--- start Information provided ---

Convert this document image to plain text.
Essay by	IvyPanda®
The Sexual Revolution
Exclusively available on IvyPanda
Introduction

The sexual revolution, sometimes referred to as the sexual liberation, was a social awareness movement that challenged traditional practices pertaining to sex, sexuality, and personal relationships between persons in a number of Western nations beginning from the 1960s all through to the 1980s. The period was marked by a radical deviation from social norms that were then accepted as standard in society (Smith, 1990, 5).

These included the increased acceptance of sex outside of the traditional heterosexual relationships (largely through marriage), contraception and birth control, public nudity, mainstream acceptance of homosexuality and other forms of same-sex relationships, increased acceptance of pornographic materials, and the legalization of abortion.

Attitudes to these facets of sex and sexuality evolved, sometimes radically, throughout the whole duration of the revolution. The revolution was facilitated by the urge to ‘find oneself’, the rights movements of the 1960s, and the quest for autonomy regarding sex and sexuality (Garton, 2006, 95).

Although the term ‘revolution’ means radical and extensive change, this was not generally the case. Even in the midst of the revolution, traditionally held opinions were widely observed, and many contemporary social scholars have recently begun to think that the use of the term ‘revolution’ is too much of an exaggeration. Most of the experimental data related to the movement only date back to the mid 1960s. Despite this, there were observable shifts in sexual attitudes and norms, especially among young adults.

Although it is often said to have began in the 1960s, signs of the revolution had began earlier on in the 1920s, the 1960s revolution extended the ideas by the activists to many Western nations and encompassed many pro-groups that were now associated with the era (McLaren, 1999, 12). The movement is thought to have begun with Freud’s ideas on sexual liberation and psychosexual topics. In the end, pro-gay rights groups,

--- end Information provided ---
--- start Information provided ---

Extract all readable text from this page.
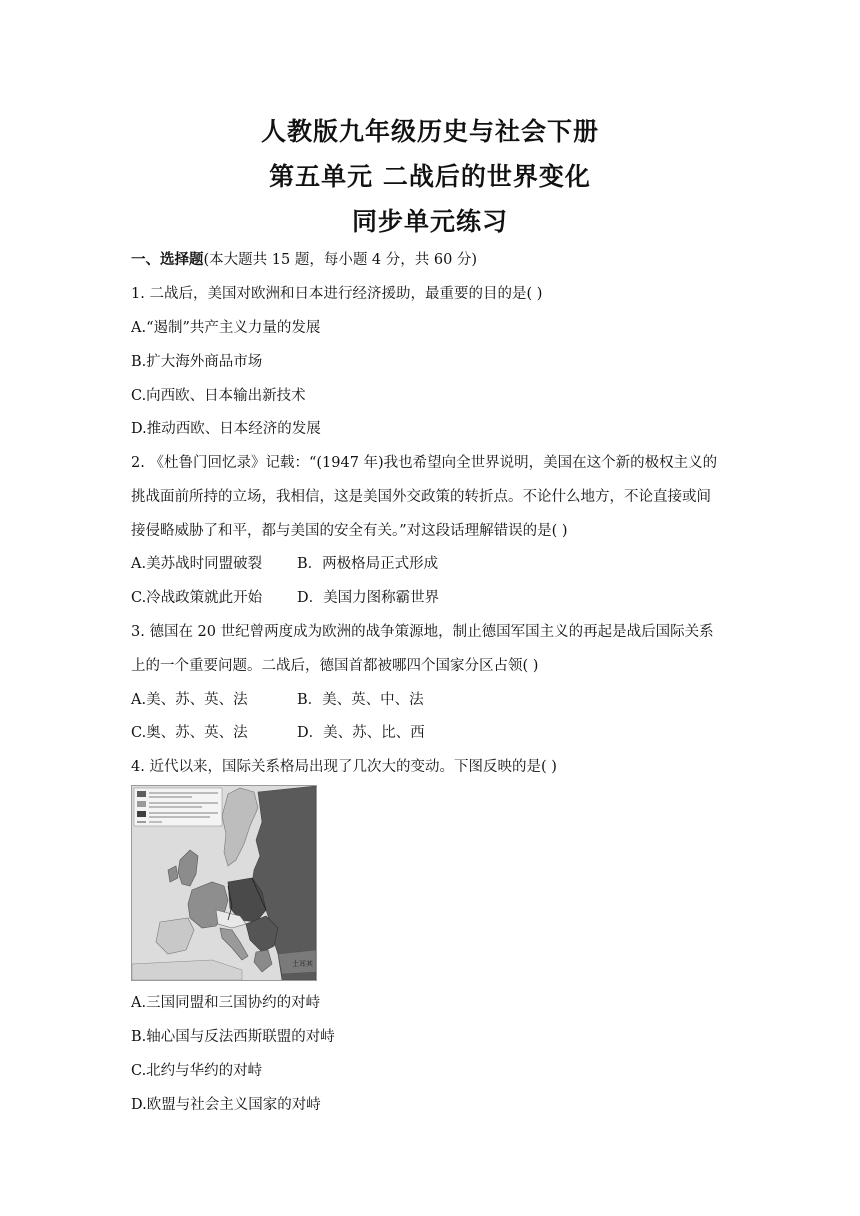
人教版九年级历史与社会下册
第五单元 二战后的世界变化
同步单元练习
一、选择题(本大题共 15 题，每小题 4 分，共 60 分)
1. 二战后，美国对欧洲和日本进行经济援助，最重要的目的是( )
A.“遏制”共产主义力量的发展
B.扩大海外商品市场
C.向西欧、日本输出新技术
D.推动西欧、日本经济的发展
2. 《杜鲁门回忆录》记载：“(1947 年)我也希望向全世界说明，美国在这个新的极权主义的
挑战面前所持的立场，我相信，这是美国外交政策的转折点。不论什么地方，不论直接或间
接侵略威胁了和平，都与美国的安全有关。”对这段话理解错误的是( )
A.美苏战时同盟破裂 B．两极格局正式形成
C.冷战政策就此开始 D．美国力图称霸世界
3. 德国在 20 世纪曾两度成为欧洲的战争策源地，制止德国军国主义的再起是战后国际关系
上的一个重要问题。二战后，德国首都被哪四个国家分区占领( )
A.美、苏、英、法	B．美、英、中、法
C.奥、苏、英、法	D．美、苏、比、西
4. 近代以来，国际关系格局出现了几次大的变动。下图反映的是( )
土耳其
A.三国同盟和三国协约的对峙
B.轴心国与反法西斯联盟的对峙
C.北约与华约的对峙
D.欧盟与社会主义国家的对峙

--- end Information provided ---
--- start Information provided ---

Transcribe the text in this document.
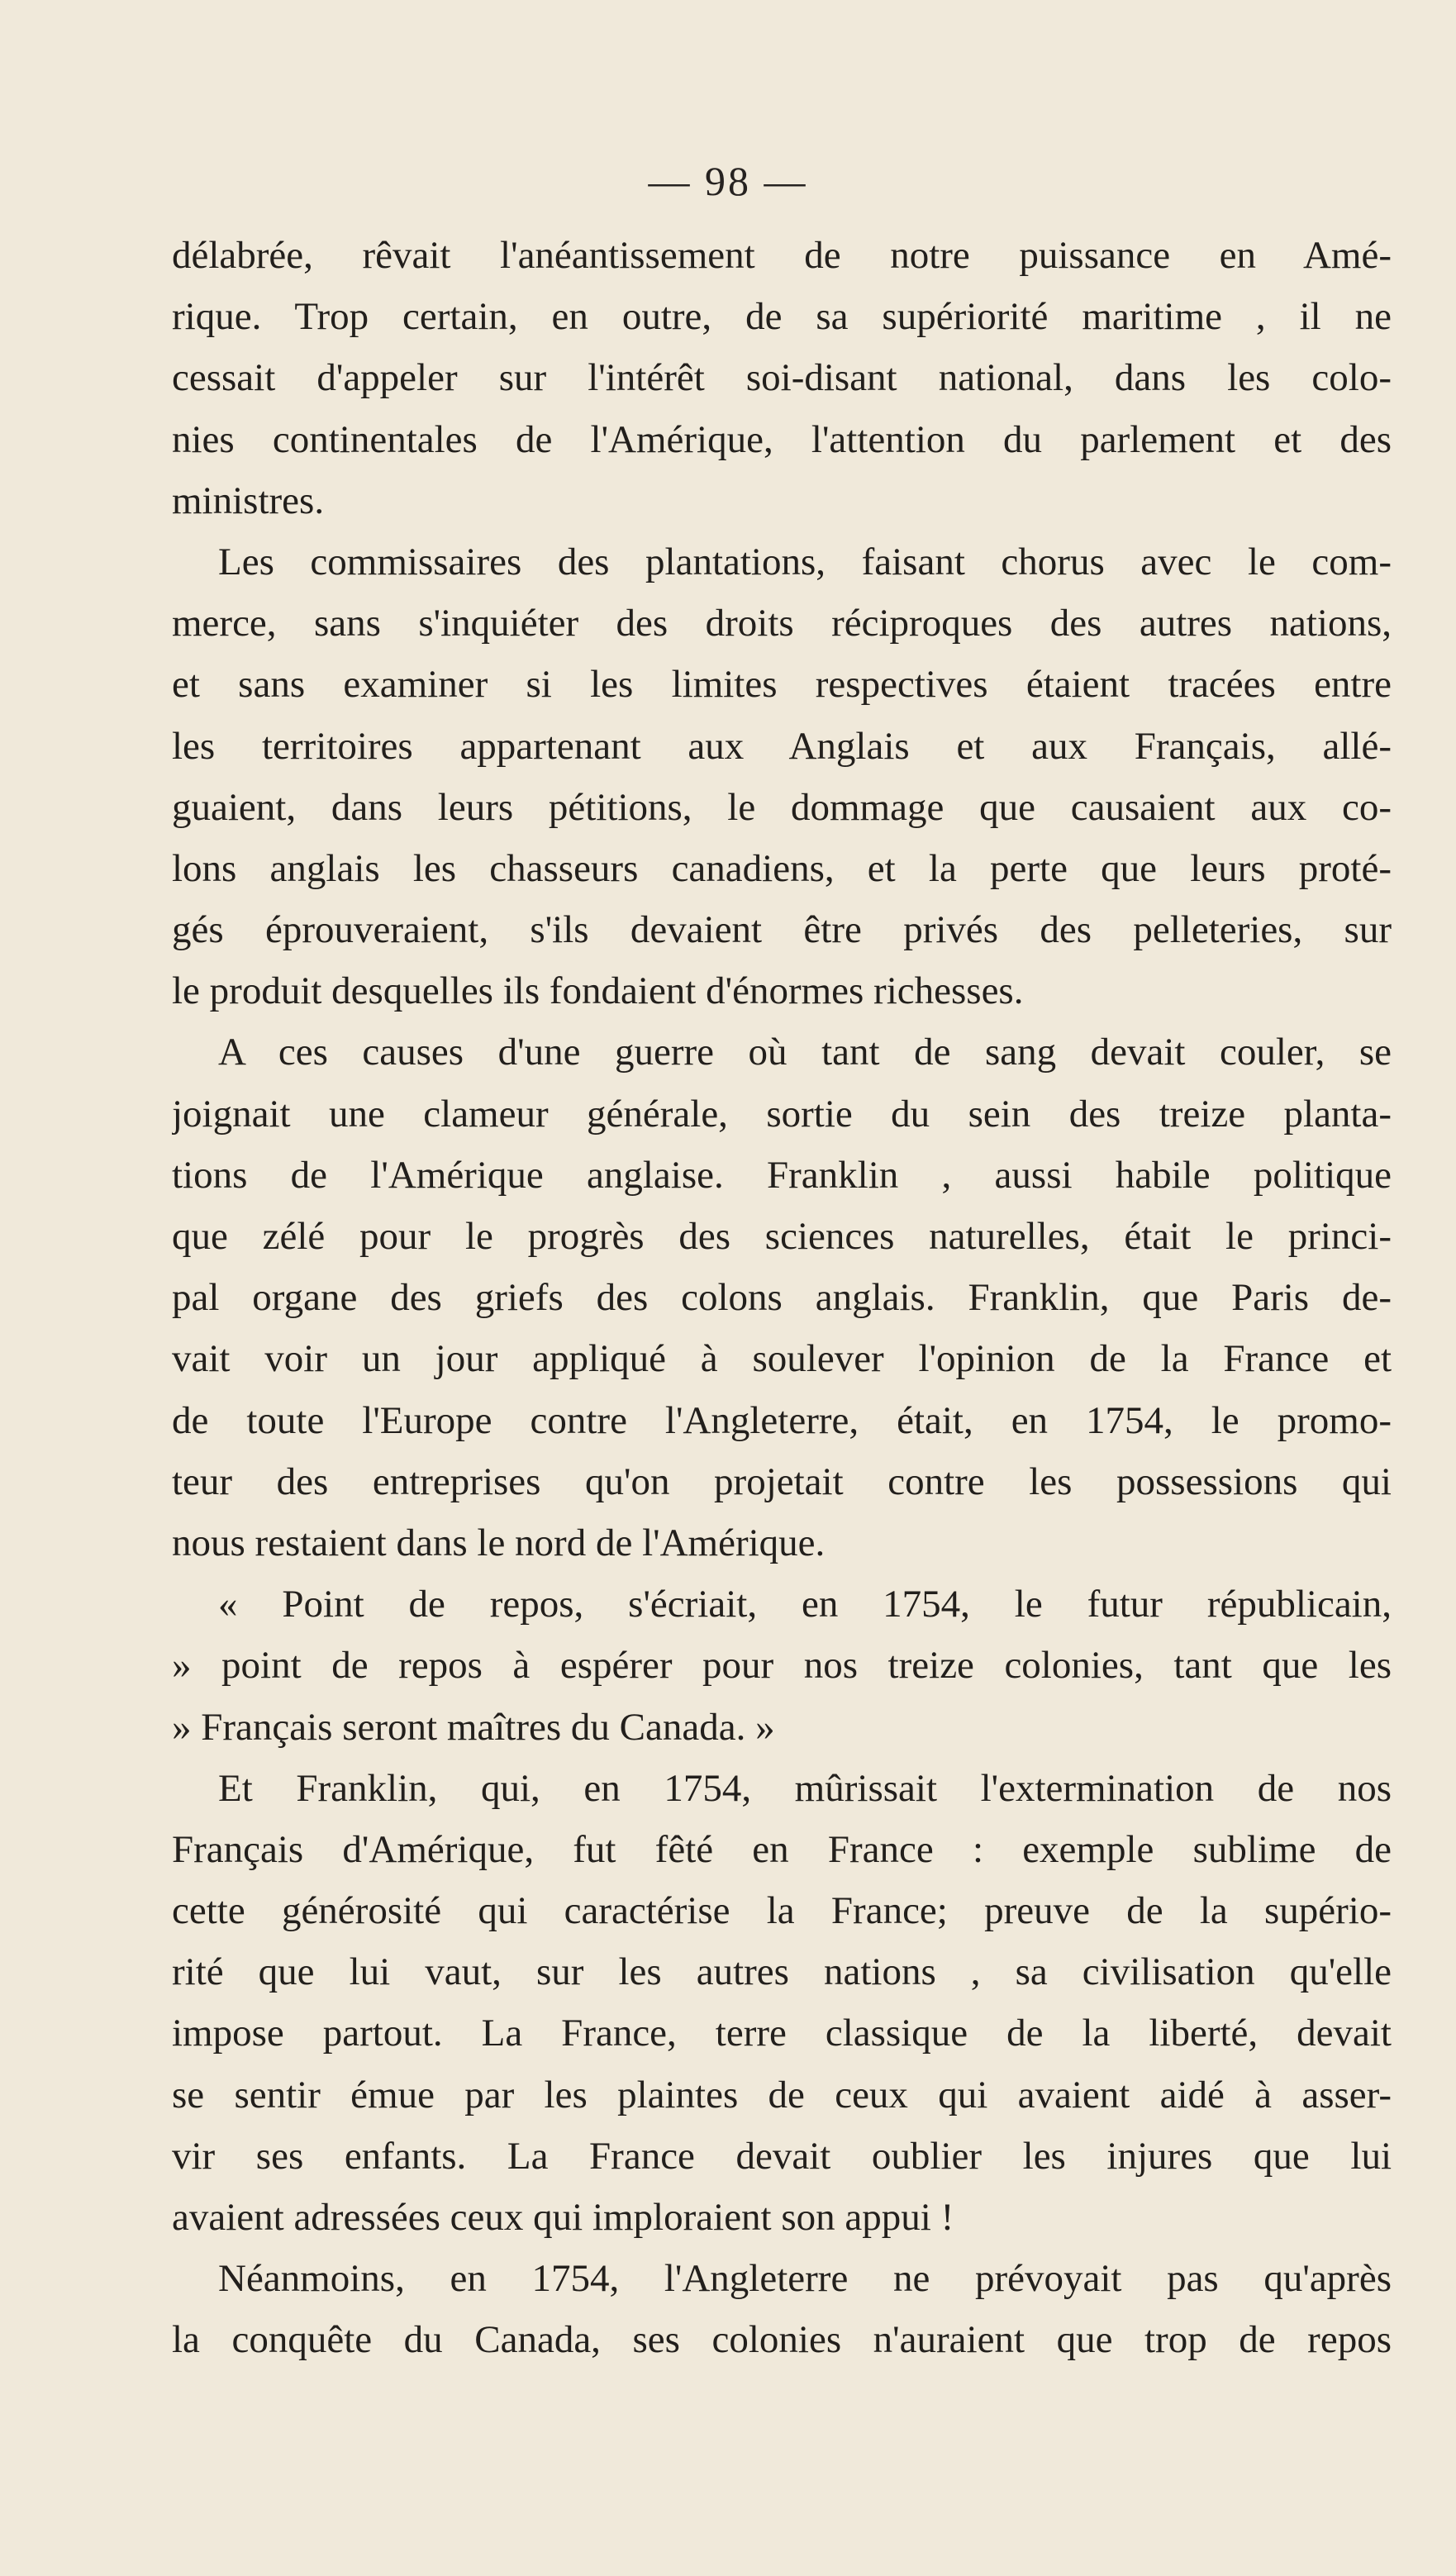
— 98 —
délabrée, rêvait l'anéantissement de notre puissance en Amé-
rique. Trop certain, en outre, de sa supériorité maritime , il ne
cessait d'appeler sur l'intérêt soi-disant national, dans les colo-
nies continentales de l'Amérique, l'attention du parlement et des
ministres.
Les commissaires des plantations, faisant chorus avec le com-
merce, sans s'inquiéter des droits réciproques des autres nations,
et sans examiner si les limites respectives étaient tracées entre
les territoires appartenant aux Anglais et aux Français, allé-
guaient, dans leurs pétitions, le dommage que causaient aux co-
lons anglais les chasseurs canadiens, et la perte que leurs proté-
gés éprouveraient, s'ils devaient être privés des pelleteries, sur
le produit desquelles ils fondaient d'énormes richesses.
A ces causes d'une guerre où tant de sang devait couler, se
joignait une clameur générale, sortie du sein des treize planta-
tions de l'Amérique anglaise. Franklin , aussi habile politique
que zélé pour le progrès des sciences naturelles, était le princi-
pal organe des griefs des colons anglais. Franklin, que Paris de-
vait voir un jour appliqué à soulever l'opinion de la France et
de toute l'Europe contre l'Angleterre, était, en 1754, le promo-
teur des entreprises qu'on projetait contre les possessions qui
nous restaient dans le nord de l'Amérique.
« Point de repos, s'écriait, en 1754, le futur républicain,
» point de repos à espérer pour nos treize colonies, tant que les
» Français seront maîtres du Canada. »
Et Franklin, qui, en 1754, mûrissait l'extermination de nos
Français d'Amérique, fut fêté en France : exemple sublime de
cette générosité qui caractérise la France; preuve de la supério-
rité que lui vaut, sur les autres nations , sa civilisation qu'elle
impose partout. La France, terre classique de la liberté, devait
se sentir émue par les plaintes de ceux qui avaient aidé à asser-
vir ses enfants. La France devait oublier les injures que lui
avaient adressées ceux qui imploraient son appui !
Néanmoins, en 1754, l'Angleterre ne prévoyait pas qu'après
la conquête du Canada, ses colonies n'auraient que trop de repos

--- end Information provided ---

Pick out the lines that have the word "contre". Copy them all.

de toute l'Europe contre l'Angleterre, était, en 1754, le promo-
teur des entreprises qu'on projetait contre les possessions qui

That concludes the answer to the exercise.